Records that describe figures:
^^^^^^^^
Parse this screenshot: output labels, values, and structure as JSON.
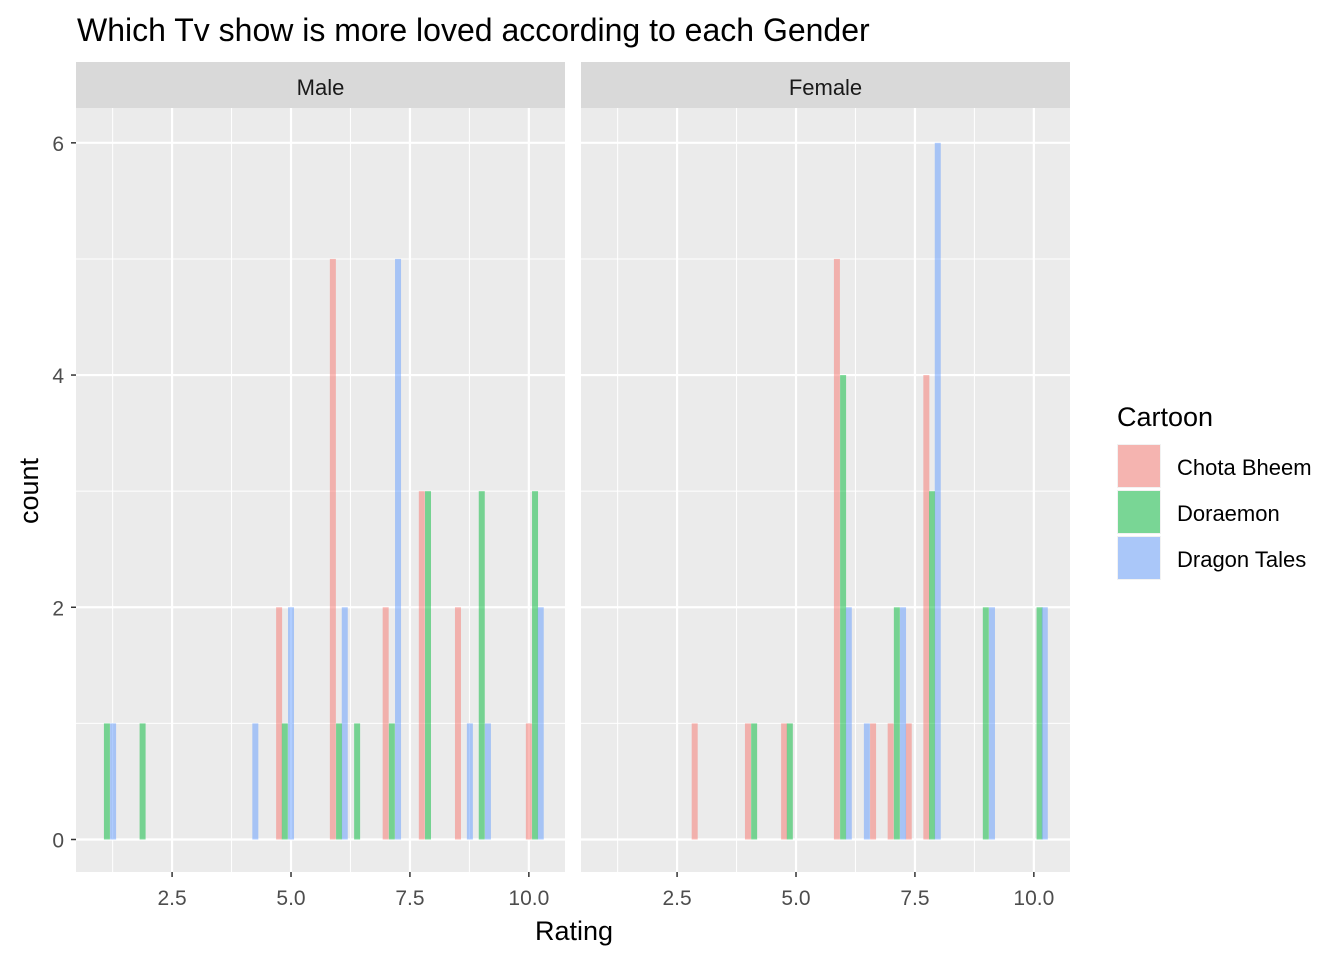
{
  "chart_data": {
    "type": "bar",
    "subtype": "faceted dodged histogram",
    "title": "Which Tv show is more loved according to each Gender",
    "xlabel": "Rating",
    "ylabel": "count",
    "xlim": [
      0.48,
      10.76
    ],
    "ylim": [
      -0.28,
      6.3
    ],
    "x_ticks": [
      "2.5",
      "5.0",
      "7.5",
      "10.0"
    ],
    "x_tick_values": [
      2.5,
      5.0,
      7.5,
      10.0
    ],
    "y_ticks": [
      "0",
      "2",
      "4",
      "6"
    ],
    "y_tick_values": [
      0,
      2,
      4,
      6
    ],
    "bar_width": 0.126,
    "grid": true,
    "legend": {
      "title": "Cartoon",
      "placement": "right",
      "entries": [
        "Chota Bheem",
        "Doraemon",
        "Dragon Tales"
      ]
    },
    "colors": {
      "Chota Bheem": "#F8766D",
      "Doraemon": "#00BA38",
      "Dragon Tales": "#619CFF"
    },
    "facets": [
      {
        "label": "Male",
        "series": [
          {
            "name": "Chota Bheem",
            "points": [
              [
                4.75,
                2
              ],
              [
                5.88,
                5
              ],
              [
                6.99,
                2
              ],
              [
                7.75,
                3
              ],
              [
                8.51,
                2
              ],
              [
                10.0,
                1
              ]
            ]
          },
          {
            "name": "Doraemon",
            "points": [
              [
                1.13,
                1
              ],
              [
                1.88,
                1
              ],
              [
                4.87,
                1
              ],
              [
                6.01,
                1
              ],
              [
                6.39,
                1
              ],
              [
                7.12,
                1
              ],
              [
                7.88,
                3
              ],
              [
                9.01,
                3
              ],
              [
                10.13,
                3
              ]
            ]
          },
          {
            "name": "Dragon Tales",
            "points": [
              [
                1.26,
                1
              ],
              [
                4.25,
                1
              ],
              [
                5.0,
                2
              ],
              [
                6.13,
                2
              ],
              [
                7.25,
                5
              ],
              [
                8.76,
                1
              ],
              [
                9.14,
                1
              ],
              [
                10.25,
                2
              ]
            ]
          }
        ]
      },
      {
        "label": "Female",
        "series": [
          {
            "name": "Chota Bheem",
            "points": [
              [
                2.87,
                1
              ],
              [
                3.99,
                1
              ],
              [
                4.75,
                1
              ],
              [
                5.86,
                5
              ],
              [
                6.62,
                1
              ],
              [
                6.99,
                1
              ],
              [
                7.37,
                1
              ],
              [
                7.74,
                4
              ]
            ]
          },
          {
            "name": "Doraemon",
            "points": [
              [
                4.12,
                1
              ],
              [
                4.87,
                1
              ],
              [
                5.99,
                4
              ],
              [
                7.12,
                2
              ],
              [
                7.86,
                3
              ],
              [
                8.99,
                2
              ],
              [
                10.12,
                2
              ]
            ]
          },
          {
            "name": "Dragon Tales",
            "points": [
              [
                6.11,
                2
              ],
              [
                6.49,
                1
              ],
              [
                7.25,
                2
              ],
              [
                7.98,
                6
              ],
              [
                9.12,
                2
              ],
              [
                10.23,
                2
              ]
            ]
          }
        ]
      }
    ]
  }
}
^^^^^^^^
# [WHAT IS EXPECTED]
Extract each line from the listing that holds the word "Doraemon".

# [COMPLETE ANSWER]
        "Doraemon",
      "Doraemon": "#00BA38",
            "name": "Doraemon",
            "name": "Doraemon",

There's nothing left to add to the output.